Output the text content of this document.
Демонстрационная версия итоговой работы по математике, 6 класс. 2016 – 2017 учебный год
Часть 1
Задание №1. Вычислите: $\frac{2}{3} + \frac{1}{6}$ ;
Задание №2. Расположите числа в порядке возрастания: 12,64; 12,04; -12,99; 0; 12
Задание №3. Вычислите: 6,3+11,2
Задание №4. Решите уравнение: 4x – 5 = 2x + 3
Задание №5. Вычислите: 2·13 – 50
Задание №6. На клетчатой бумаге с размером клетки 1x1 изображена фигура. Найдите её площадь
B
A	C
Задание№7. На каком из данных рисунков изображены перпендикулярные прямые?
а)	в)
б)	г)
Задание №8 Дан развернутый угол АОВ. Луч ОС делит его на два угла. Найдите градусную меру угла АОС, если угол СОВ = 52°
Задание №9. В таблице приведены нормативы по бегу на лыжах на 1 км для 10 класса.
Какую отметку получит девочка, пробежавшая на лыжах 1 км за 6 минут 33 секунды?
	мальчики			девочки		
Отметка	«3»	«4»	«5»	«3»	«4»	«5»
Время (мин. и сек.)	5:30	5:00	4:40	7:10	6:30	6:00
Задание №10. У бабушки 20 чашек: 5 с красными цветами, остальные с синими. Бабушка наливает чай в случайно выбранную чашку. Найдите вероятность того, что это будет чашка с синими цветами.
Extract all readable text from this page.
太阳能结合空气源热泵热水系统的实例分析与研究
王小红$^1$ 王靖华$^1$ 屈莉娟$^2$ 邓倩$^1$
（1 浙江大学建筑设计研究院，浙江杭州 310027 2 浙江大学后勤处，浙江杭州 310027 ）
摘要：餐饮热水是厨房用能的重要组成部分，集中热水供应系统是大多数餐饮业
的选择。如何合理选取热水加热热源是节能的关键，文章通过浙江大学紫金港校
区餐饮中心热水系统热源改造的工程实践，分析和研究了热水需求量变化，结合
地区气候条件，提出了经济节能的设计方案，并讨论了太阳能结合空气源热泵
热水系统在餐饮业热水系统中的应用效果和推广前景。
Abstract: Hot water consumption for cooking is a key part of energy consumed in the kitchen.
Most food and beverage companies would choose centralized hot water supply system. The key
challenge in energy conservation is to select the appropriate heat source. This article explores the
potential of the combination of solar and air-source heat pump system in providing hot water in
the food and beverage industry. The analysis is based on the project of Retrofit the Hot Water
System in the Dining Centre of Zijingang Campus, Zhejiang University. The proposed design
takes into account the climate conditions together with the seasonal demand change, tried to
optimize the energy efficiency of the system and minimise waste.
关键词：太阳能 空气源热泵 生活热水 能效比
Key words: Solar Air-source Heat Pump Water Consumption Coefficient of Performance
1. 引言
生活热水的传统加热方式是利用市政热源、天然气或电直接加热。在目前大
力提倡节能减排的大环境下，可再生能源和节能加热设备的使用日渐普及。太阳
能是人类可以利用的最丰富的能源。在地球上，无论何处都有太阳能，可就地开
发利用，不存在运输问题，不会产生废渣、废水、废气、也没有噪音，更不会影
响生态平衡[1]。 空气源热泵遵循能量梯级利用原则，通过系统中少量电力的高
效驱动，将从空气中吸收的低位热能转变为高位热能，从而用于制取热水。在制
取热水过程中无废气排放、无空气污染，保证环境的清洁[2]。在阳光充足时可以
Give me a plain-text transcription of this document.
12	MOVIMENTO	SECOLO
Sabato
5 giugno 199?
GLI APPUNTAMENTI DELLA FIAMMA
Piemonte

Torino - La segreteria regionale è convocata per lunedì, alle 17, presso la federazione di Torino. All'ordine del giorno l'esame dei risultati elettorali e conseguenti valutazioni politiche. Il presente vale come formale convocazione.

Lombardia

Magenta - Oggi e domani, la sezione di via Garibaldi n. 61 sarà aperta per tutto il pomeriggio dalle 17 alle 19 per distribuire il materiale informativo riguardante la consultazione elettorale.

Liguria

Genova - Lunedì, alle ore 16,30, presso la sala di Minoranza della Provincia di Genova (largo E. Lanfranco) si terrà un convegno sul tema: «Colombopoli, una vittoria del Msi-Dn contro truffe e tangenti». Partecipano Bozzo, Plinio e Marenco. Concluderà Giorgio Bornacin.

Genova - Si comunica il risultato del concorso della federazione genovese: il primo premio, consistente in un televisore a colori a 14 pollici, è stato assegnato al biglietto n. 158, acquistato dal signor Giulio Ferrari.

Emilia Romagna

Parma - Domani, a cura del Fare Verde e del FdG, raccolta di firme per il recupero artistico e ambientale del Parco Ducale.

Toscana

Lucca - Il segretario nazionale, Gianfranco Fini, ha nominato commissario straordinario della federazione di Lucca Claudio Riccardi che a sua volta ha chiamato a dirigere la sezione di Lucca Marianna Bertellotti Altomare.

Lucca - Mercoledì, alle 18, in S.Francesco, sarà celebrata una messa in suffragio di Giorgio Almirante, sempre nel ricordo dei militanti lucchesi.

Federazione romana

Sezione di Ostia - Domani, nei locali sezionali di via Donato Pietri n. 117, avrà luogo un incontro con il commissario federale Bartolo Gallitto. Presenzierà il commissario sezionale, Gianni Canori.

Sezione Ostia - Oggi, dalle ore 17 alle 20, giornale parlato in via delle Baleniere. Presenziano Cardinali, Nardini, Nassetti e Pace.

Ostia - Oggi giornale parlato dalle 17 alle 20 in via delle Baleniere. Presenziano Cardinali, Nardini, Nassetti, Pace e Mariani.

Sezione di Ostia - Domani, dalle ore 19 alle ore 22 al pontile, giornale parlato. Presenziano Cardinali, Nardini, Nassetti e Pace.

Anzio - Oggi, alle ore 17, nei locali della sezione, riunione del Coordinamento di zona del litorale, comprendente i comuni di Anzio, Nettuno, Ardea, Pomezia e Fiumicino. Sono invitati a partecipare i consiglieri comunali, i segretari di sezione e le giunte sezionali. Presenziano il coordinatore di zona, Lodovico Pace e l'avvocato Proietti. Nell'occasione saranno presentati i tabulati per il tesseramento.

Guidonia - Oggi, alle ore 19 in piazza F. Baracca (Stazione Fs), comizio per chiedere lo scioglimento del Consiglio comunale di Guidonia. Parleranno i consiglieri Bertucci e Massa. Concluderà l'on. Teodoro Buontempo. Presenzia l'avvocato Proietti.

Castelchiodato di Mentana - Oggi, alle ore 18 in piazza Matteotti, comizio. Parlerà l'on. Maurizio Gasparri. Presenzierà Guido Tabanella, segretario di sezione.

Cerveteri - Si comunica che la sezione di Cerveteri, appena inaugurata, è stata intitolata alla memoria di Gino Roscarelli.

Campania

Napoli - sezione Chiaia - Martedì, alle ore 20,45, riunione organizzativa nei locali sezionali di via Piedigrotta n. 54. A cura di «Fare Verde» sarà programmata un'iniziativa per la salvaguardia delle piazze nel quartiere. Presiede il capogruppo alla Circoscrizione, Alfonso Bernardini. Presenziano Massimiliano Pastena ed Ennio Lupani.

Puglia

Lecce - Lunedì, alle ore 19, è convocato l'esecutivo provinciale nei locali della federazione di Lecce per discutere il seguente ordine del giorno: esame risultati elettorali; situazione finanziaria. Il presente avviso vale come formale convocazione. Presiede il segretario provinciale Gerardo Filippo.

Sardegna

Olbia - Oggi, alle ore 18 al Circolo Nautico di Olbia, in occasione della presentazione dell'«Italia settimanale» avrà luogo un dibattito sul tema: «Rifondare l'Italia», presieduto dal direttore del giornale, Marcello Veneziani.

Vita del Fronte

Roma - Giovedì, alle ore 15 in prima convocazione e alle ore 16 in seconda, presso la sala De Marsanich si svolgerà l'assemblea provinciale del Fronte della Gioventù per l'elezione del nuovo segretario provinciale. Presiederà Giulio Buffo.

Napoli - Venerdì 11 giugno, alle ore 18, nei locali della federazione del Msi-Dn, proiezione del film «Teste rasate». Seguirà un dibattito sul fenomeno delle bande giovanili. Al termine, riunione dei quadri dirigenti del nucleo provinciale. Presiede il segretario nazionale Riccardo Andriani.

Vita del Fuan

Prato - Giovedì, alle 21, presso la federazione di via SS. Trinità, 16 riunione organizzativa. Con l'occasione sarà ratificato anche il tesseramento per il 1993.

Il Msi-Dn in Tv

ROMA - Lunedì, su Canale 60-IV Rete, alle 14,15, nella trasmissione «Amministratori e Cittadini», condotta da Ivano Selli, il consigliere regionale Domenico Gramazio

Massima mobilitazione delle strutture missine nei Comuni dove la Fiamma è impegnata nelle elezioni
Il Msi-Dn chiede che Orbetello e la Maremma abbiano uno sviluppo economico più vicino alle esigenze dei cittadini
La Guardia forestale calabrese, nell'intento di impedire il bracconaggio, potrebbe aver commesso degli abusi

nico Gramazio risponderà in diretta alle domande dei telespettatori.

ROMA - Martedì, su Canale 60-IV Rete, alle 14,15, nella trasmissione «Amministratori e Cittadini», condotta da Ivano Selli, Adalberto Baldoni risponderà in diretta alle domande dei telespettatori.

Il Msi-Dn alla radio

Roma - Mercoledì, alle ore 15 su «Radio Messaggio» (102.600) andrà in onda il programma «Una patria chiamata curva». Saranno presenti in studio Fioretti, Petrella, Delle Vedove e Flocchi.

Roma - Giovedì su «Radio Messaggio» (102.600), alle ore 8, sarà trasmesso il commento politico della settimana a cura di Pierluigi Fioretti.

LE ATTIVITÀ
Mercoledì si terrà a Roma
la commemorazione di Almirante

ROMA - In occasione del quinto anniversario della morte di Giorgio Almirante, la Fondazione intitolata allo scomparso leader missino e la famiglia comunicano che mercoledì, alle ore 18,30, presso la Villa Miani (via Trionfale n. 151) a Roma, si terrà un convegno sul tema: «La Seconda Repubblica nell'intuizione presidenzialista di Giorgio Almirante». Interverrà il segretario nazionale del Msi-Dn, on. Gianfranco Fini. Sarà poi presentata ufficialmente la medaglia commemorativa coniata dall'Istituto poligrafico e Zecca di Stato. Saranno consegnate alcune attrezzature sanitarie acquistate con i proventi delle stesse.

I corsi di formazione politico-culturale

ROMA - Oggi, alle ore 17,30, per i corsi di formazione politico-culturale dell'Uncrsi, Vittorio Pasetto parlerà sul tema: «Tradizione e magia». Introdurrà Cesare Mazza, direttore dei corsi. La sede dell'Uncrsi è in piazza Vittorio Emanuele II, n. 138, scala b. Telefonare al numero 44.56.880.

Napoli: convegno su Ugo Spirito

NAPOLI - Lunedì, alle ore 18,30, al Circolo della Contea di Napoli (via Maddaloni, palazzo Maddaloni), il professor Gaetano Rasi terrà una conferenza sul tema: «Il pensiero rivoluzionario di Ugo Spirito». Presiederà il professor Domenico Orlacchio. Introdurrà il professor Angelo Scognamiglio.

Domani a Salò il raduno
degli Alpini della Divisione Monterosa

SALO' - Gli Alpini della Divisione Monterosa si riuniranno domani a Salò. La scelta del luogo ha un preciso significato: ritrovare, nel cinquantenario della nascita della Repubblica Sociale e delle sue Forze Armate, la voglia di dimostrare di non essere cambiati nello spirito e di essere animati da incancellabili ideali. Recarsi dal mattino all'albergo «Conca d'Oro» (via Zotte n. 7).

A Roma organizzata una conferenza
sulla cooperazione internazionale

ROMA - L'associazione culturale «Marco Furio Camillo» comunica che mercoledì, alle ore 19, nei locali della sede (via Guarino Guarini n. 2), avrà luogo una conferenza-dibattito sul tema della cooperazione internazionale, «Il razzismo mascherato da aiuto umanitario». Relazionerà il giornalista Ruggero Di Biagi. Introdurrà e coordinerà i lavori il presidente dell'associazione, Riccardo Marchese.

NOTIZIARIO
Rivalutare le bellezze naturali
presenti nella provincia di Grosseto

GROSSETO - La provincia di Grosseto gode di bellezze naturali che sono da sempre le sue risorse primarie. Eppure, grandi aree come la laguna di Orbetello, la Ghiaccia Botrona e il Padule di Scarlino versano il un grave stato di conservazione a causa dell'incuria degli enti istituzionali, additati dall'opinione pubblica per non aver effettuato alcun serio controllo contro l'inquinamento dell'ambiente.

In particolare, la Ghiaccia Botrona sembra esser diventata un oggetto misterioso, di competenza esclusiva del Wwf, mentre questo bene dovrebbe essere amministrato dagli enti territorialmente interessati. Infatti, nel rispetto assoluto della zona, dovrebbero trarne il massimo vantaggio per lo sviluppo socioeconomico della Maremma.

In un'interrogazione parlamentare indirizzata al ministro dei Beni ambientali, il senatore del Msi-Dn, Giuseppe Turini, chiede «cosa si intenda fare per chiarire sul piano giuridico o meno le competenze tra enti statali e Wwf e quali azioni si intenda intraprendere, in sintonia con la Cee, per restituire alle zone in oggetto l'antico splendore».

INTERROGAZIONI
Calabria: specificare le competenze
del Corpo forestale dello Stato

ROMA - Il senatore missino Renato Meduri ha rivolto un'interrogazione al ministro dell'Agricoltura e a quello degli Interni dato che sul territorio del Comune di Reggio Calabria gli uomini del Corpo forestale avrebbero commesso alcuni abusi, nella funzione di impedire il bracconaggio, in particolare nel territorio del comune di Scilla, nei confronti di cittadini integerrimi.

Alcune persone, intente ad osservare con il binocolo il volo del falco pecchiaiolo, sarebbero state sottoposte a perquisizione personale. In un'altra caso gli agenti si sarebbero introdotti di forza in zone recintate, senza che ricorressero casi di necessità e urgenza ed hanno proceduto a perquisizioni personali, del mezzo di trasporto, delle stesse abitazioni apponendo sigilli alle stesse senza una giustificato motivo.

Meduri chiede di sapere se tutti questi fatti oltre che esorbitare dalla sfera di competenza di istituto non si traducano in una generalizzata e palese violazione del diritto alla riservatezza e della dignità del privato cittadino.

§

#### [Written problem]
Using the data above, copy each line that contains "bracconaggio".

#### [Output of the exercise]
La Guardia forestale calabrese, nell'intento di impedire il bracconaggio, potrebbe aver commesso degli abusi
ROMA - Il senatore missino Renato Meduri ha rivolto un'interrogazione al ministro dell'Agricoltura e a quello degli Interni dato che sul territorio del Comune di Reggio Calabria gli uomini del Corpo forestale avrebbero commesso alcuni abusi, nella funzione di impedire il bracconaggio, in particolare nel territorio del comune di Scilla, nei confronti di cittadini integerrimi.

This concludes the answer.